* BEGIN Document segment *
Instead, use mineral spirits, 0000 steel wood, and elbow grease. It's not particularly fast, but it will remove the finish, clean the wood, and leave the stain in place and the surface smooth, perfect for finishing. Linseed oil has been used for centuries, and it works, but to get a good result it requires the patience of Job. You see, linseed oil never really dries. Yes, it'll get to the point where it feels dry, but it takes forever to get there. You will grow impatient and add another coat too soon, the #1 mistake amateur stock refinishers make. Then, you'll decide that it needs more work and you will only compound your mistakes.

Much better is to use Tru Oil. After you've cleaned the stock, let it sit for a couple of days so that all the mineral spirits evaporate. Buff the wood one more time with the steel wool. Then, apply the Tru Oil a tiny bit at a time, using only your clean fingers. By tiny, I mean no more than a few drops, rubbed in until it feels dry. It isn't dry, but it will be pretty soon. Once it is, buff again with the steel wool, apply another coat. Let it dry. Buff again. Repeat until done.
* END Document segment *
> [Written tasks]
**1.** In the stock refinishing text, what does it call the #1 mistake amateur stock refinishers make?
**2.** According to the stock refinishing text, what results does using mineral spirits, steel wool, and elbow grease achieve? List them all.
* BEGIN Provided records *
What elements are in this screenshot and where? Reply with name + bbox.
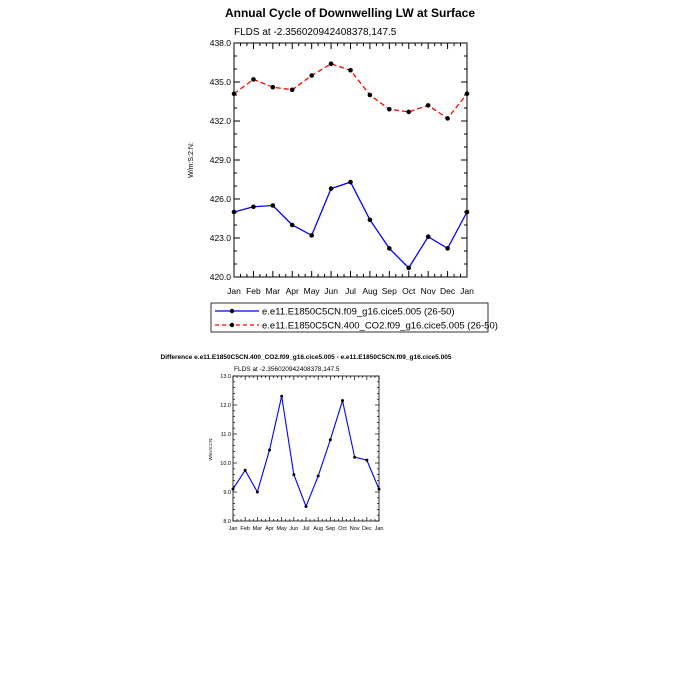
* END Provided records *
* BEGIN Provided records *
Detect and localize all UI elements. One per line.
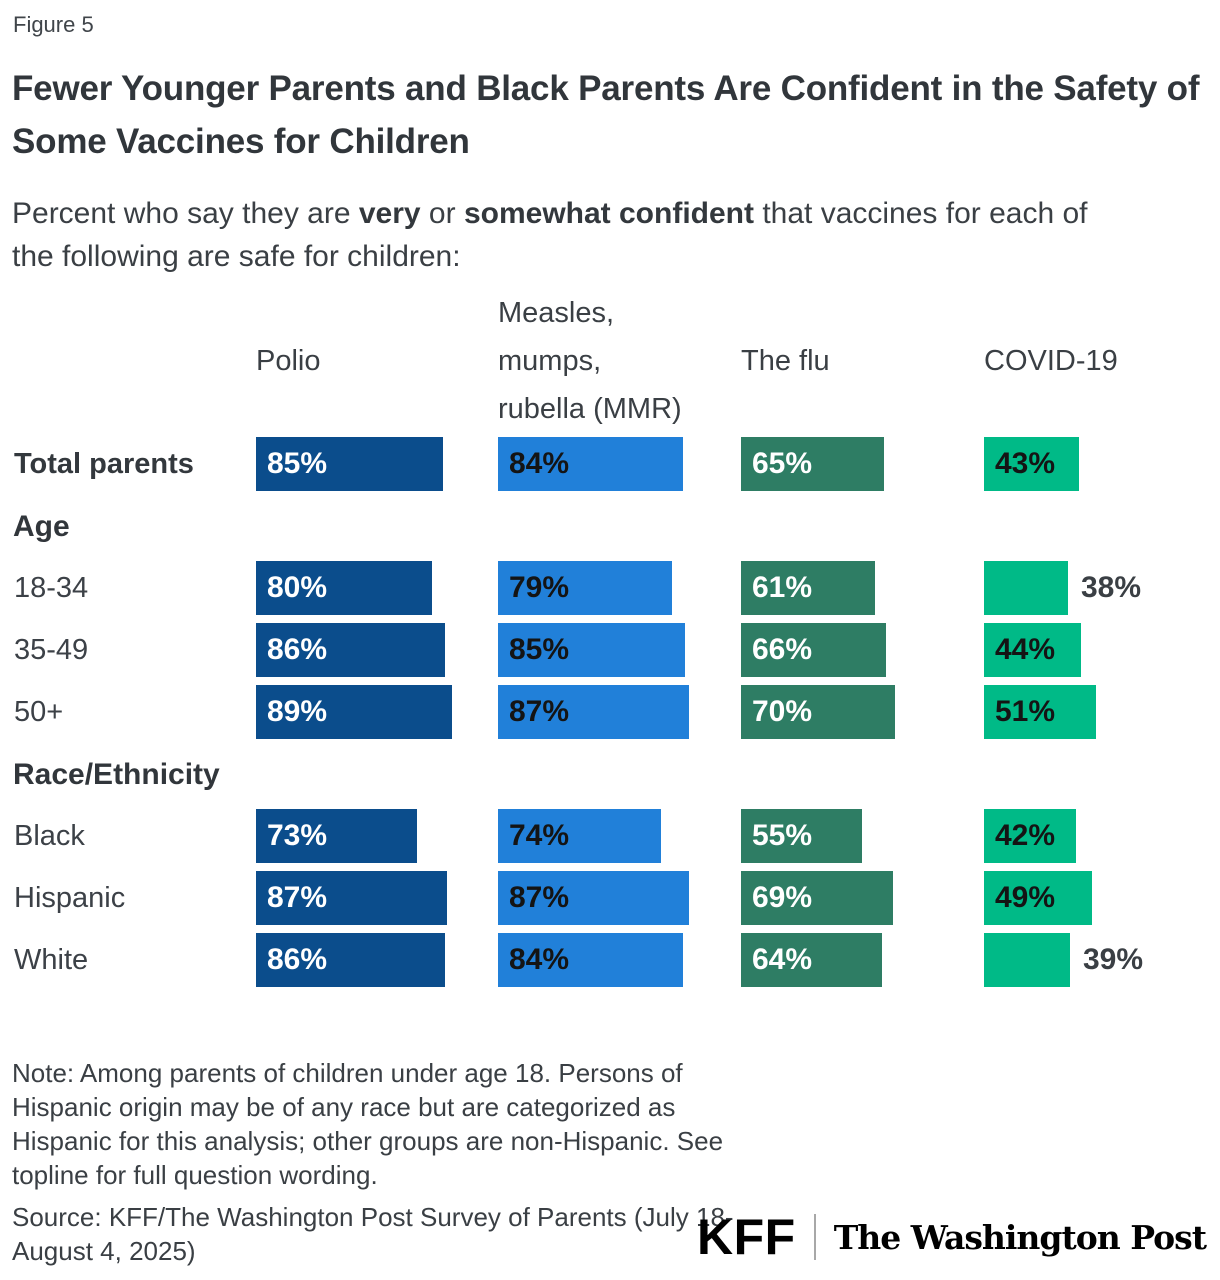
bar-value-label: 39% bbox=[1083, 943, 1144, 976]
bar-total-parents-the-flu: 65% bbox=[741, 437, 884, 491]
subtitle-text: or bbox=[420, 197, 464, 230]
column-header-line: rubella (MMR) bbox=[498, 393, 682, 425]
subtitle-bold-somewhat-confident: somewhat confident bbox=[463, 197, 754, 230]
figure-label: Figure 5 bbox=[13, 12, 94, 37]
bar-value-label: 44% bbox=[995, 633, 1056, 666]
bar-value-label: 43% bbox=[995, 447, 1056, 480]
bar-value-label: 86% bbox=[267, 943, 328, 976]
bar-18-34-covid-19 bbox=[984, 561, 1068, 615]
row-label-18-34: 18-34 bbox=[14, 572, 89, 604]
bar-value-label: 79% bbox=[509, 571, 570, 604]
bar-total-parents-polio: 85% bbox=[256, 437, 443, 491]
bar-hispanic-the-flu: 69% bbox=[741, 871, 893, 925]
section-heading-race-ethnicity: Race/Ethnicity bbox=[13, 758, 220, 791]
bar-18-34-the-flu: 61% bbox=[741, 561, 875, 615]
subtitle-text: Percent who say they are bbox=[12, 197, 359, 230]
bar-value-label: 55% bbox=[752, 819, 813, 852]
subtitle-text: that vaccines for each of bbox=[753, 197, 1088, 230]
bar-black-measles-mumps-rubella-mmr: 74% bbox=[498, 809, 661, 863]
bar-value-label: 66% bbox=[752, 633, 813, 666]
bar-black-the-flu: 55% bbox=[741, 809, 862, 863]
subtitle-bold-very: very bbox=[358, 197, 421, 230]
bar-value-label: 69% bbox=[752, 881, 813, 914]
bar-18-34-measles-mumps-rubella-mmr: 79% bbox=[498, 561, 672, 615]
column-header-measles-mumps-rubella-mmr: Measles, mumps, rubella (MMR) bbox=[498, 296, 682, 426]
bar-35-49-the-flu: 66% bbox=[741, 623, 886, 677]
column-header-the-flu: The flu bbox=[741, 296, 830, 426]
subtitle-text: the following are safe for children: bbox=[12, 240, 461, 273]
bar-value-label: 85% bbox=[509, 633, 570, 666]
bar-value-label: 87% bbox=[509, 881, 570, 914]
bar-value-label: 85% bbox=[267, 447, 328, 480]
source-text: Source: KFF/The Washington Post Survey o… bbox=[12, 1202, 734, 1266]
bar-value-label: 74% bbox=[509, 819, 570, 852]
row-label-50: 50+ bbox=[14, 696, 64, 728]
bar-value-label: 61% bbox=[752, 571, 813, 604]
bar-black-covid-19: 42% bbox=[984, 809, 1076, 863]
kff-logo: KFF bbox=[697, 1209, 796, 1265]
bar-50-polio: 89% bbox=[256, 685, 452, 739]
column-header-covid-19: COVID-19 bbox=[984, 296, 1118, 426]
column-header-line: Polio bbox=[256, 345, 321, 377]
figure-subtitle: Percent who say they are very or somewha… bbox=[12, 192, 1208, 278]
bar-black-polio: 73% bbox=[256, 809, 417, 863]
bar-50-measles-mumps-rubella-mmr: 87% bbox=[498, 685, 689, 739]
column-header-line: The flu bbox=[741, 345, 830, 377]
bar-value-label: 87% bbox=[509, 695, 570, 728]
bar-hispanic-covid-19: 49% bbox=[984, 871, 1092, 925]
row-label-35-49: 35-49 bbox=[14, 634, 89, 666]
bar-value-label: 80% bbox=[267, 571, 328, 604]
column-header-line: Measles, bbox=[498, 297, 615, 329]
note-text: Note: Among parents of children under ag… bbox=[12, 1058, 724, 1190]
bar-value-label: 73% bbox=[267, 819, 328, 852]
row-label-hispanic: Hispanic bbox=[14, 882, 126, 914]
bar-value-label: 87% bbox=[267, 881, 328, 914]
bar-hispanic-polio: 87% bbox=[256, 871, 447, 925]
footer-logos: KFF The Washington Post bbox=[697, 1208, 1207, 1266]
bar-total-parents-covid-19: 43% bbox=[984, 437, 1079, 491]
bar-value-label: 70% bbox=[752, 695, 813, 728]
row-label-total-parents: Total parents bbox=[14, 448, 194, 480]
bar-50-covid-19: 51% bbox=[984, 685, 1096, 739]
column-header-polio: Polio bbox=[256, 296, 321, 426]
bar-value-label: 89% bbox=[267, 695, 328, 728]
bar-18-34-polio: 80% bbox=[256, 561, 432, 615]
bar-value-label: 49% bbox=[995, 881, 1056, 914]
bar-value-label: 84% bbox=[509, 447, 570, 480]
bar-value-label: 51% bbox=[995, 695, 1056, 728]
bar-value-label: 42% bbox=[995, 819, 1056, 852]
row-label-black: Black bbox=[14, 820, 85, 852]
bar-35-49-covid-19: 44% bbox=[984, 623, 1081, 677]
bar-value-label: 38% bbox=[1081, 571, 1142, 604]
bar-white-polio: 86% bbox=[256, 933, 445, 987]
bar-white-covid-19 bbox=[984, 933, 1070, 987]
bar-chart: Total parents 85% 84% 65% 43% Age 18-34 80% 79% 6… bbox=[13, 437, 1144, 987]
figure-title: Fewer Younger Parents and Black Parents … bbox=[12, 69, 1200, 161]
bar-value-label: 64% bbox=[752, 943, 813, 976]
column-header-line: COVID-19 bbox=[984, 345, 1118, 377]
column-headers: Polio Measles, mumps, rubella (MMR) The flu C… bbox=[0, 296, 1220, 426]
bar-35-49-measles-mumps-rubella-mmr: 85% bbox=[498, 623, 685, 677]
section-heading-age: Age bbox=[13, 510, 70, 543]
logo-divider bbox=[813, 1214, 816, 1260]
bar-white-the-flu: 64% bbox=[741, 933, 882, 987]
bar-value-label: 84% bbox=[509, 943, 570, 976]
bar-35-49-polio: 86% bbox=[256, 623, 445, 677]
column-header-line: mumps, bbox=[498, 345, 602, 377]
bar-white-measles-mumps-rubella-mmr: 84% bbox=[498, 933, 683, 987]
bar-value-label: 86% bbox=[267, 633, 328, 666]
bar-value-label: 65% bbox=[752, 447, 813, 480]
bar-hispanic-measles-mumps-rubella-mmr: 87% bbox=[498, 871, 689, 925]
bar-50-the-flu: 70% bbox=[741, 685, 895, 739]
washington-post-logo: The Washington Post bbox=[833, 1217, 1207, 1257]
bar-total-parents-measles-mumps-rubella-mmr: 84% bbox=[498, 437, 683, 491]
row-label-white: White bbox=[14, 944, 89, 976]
* END Provided records *
* BEGIN Provided records *
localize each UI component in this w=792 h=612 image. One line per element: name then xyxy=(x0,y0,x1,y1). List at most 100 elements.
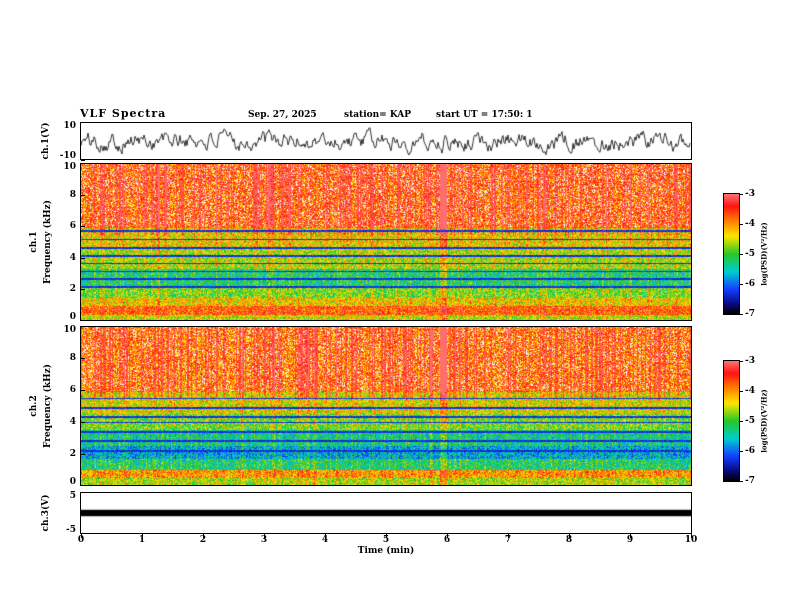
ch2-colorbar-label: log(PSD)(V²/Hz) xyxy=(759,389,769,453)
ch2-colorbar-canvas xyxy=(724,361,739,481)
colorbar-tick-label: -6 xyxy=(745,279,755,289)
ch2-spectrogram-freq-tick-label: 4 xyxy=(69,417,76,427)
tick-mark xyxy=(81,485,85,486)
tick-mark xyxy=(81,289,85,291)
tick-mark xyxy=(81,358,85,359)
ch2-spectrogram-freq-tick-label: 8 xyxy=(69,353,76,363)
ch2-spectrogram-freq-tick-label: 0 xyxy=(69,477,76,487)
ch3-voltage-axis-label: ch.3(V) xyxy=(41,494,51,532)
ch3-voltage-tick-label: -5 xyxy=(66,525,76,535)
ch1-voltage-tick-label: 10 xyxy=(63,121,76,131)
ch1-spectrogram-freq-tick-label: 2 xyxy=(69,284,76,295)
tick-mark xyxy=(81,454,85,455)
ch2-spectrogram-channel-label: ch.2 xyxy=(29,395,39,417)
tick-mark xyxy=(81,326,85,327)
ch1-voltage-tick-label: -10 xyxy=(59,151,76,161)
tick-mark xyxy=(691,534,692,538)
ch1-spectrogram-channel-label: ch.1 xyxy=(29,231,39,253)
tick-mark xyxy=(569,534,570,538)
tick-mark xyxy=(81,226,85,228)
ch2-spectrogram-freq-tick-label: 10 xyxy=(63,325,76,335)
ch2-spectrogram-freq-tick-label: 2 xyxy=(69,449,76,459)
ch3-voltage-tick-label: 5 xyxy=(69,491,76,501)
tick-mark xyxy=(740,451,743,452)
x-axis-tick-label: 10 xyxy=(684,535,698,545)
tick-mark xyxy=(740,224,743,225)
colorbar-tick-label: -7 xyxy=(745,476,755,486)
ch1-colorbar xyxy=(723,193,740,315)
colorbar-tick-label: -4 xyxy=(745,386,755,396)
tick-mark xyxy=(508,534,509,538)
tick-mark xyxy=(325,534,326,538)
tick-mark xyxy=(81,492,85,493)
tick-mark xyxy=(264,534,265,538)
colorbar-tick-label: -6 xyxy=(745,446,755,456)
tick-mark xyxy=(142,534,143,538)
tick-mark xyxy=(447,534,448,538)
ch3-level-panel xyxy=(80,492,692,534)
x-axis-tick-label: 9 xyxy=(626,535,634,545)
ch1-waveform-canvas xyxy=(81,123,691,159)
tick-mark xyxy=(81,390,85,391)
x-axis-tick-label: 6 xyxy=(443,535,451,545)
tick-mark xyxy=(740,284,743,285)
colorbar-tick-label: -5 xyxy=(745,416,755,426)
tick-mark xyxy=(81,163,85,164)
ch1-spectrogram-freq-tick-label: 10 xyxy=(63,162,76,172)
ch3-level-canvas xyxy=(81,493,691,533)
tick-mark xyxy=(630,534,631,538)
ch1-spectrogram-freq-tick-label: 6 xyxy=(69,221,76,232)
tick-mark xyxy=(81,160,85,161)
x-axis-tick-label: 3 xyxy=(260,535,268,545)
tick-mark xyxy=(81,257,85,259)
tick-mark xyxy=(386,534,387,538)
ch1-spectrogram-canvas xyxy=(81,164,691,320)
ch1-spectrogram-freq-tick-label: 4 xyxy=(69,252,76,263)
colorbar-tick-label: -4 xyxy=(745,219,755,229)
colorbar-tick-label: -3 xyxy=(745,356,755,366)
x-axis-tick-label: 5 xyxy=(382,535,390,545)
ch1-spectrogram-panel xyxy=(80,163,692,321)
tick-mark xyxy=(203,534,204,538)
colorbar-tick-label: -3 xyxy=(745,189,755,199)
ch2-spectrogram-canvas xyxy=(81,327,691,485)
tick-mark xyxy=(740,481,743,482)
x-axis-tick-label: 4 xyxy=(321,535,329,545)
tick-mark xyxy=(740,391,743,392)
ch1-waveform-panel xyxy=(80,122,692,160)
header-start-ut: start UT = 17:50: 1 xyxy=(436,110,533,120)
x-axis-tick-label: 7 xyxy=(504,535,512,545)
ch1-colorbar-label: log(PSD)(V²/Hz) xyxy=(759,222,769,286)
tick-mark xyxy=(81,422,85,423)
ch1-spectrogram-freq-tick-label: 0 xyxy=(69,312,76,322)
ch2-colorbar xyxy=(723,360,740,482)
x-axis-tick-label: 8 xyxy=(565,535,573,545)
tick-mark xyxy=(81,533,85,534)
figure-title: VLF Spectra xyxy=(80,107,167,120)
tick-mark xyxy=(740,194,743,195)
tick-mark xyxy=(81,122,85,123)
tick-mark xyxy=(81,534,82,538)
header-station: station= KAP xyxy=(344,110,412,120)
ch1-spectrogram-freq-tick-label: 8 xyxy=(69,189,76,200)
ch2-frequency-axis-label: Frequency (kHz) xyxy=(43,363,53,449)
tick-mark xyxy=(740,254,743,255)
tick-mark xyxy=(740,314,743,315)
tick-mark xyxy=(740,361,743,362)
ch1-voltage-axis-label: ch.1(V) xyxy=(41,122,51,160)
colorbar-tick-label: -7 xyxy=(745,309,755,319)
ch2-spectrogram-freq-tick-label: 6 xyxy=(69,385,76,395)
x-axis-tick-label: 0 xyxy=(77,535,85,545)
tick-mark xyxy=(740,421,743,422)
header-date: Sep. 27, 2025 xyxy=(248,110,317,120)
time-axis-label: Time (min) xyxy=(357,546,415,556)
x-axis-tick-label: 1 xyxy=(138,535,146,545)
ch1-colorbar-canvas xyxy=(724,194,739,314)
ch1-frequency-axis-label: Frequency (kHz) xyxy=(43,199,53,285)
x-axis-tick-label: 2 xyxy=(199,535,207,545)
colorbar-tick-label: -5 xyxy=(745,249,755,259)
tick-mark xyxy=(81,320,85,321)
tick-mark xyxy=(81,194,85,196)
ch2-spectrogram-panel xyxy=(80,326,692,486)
* END Provided records *
> [Solution set]
**1.** Growing impatient and adding another coat too soon.

**2.**
- Removes the finish
- Cleans the wood
- Leaves the stain in place
- Leaves the surface smooth